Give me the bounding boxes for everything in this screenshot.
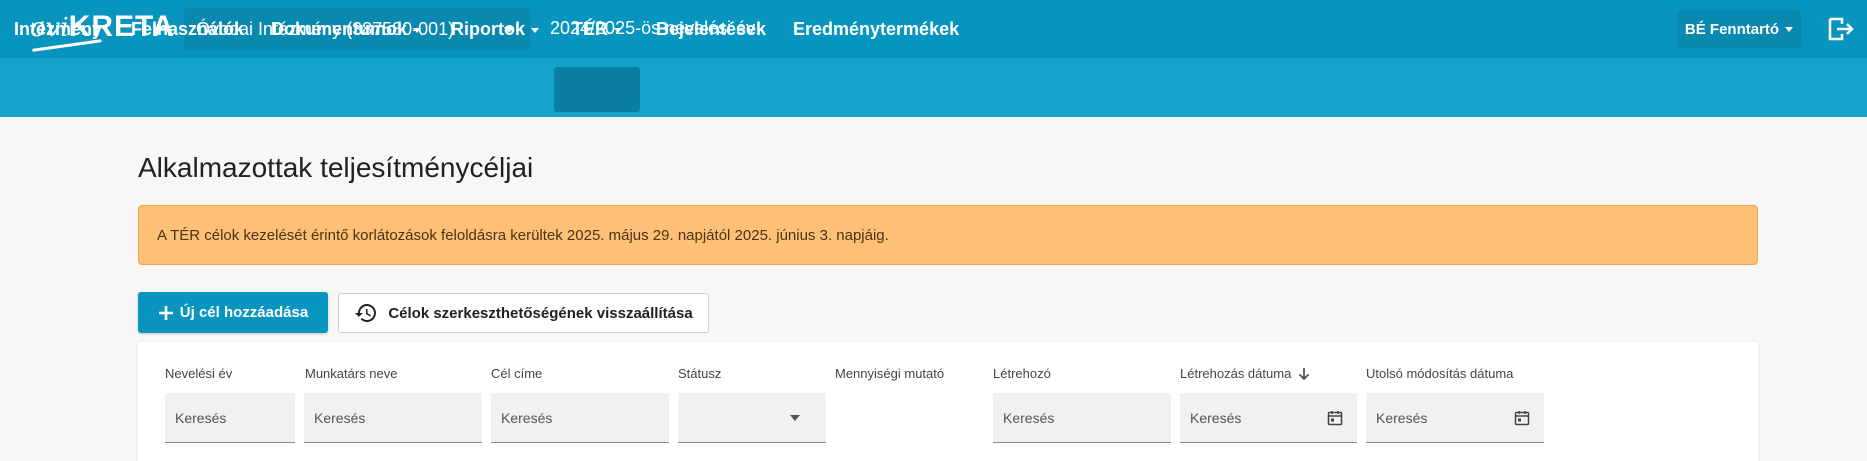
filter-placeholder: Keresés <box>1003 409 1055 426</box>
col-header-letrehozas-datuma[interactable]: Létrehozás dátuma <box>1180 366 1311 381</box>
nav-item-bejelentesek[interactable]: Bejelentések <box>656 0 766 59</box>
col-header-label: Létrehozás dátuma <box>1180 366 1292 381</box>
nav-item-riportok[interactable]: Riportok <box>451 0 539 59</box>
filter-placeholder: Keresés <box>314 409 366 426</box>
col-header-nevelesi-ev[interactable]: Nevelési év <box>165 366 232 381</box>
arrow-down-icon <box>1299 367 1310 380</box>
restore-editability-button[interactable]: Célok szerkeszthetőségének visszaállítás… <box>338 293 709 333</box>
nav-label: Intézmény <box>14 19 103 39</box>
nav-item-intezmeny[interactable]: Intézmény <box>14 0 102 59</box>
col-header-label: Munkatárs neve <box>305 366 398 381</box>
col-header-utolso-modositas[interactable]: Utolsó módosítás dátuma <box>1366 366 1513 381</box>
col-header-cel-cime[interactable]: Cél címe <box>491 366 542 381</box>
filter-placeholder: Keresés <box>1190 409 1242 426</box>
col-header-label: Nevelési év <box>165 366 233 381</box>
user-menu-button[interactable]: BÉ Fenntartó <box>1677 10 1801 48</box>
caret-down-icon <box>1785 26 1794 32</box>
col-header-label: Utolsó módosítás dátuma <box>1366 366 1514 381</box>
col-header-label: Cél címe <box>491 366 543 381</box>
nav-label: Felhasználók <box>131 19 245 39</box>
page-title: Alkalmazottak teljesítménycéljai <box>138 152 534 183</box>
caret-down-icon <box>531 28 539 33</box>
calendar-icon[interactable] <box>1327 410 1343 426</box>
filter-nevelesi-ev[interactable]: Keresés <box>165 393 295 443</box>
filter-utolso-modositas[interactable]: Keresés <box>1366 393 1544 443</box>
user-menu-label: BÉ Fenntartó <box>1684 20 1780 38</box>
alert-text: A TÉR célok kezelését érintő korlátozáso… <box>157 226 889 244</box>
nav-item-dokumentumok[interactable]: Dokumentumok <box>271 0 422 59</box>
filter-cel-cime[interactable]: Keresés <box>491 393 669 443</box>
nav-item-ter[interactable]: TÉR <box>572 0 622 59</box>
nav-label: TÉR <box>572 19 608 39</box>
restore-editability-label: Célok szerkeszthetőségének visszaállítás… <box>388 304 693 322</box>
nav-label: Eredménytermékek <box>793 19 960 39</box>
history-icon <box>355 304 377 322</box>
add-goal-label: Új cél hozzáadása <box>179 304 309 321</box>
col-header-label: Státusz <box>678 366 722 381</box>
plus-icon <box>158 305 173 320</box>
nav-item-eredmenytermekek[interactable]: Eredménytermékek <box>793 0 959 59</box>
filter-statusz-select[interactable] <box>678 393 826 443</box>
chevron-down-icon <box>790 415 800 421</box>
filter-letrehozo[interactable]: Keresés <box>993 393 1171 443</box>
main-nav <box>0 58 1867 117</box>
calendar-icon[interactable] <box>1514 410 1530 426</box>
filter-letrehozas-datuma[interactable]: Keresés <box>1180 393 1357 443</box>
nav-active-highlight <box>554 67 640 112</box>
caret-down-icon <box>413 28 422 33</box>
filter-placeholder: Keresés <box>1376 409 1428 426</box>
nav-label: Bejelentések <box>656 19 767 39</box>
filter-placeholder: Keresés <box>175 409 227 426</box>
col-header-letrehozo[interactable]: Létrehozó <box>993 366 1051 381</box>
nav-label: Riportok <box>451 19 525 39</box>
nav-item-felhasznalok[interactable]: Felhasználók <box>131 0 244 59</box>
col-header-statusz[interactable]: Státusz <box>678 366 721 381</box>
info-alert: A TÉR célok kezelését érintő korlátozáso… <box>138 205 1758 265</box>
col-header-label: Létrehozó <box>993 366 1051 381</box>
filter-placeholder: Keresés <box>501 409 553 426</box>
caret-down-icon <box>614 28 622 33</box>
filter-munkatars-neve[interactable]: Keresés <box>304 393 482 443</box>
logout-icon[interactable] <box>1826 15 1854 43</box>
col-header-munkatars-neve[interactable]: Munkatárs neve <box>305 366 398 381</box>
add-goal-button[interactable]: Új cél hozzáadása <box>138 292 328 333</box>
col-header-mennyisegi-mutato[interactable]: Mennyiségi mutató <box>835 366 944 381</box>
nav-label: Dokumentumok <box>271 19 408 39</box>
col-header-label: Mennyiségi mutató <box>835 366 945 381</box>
※ ※ ※
**Requirement:**
Copy every one of the rows above verbatim, omitting the picture.

**Correct result:**
Give me the bounding boxes for everything in this screenshot.
filter-placeholder: Keresés <box>1003 409 1055 426</box>
col-header-letrehozas-datuma[interactable]: Létrehozás dátuma <box>1180 366 1311 381</box>
nav-item-bejelentesek[interactable]: Bejelentések <box>656 0 766 59</box>
col-header-label: Létrehozás dátuma <box>1180 366 1292 381</box>
nav-item-riportok[interactable]: Riportok <box>451 0 539 59</box>
filter-placeholder: Keresés <box>314 409 366 426</box>
col-header-nevelesi-ev[interactable]: Nevelési év <box>165 366 232 381</box>
arrow-down-icon <box>1299 367 1310 380</box>
restore-editability-button[interactable]: Célok szerkeszthetőségének visszaállítás… <box>338 293 709 333</box>
nav-label: Intézmény <box>14 19 103 39</box>
nav-item-intezmeny[interactable]: Intézmény <box>14 0 102 59</box>
col-header-label: Munkatárs neve <box>305 366 398 381</box>
col-header-utolso-modositas[interactable]: Utolsó módosítás dátuma <box>1366 366 1513 381</box>
col-header-cel-cime[interactable]: Cél címe <box>491 366 542 381</box>
filter-placeholder: Keresés <box>1190 409 1242 426</box>
col-header-label: Nevelési év <box>165 366 233 381</box>
user-menu-button[interactable]: BÉ Fenntartó <box>1677 10 1801 48</box>
caret-down-icon <box>1785 26 1794 32</box>
col-header-label: Utolsó módosítás dátuma <box>1366 366 1514 381</box>
col-header-label: Cél címe <box>491 366 543 381</box>
nav-label: Felhasználók <box>131 19 245 39</box>
page-title: Alkalmazottak teljesítménycéljai <box>138 152 534 183</box>
caret-down-icon <box>531 28 539 33</box>
calendar-icon[interactable] <box>1327 410 1343 426</box>
filter-nevelesi-ev[interactable]: Keresés <box>165 393 295 443</box>
filter-utolso-modositas[interactable]: Keresés <box>1366 393 1544 443</box>
user-menu-label: BÉ Fenntartó <box>1684 20 1780 38</box>
alert-text: A TÉR célok kezelését érintő korlátozáso… <box>157 226 889 244</box>
nav-item-dokumentumok[interactable]: Dokumentumok <box>271 0 422 59</box>
filter-cel-cime[interactable]: Keresés <box>491 393 669 443</box>
nav-item-ter[interactable]: TÉR <box>572 0 622 59</box>
nav-label: TÉR <box>572 19 608 39</box>
restore-editability-label: Célok szerkeszthetőségének visszaállítás… <box>388 304 693 322</box>
nav-label: Eredménytermékek <box>793 19 960 39</box>
history-icon <box>355 304 377 322</box>
add-goal-label: Új cél hozzáadása <box>179 304 309 321</box>
col-header-label: Státusz <box>678 366 722 381</box>
plus-icon <box>158 305 173 320</box>
nav-item-eredmenytermekek[interactable]: Eredménytermékek <box>793 0 959 59</box>
filter-statusz-select[interactable] <box>678 393 826 443</box>
chevron-down-icon <box>790 415 800 421</box>
filter-letrehozo[interactable]: Keresés <box>993 393 1171 443</box>
main-nav <box>0 58 1867 117</box>
calendar-icon[interactable] <box>1514 410 1530 426</box>
filter-letrehozas-datuma[interactable]: Keresés <box>1180 393 1357 443</box>
nav-active-highlight <box>554 67 640 112</box>
caret-down-icon <box>413 28 422 33</box>
filter-placeholder: Keresés <box>1376 409 1428 426</box>
nav-label: Bejelentések <box>656 19 767 39</box>
filter-placeholder: Keresés <box>175 409 227 426</box>
col-header-letrehozo[interactable]: Létrehozó <box>993 366 1051 381</box>
nav-label: Riportok <box>451 19 525 39</box>
nav-item-felhasznalok[interactable]: Felhasználók <box>131 0 244 59</box>
col-header-statusz[interactable]: Státusz <box>678 366 721 381</box>
info-alert: A TÉR célok kezelését érintő korlátozáso… <box>138 205 1758 265</box>
col-header-label: Létrehozó <box>993 366 1051 381</box>
filter-placeholder: Keresés <box>501 409 553 426</box>
caret-down-icon <box>614 28 622 33</box>
filter-munkatars-neve[interactable]: Keresés <box>304 393 482 443</box>
logout-icon[interactable] <box>1826 15 1854 43</box>
col-header-munkatars-neve[interactable]: Munkatárs neve <box>305 366 398 381</box>
add-goal-button[interactable]: Új cél hozzáadása <box>138 292 328 333</box>
col-header-mennyisegi-mutato[interactable]: Mennyiségi mutató <box>835 366 944 381</box>
nav-label: Dokumentumok <box>271 19 408 39</box>
col-header-label: Mennyiségi mutató <box>835 366 945 381</box>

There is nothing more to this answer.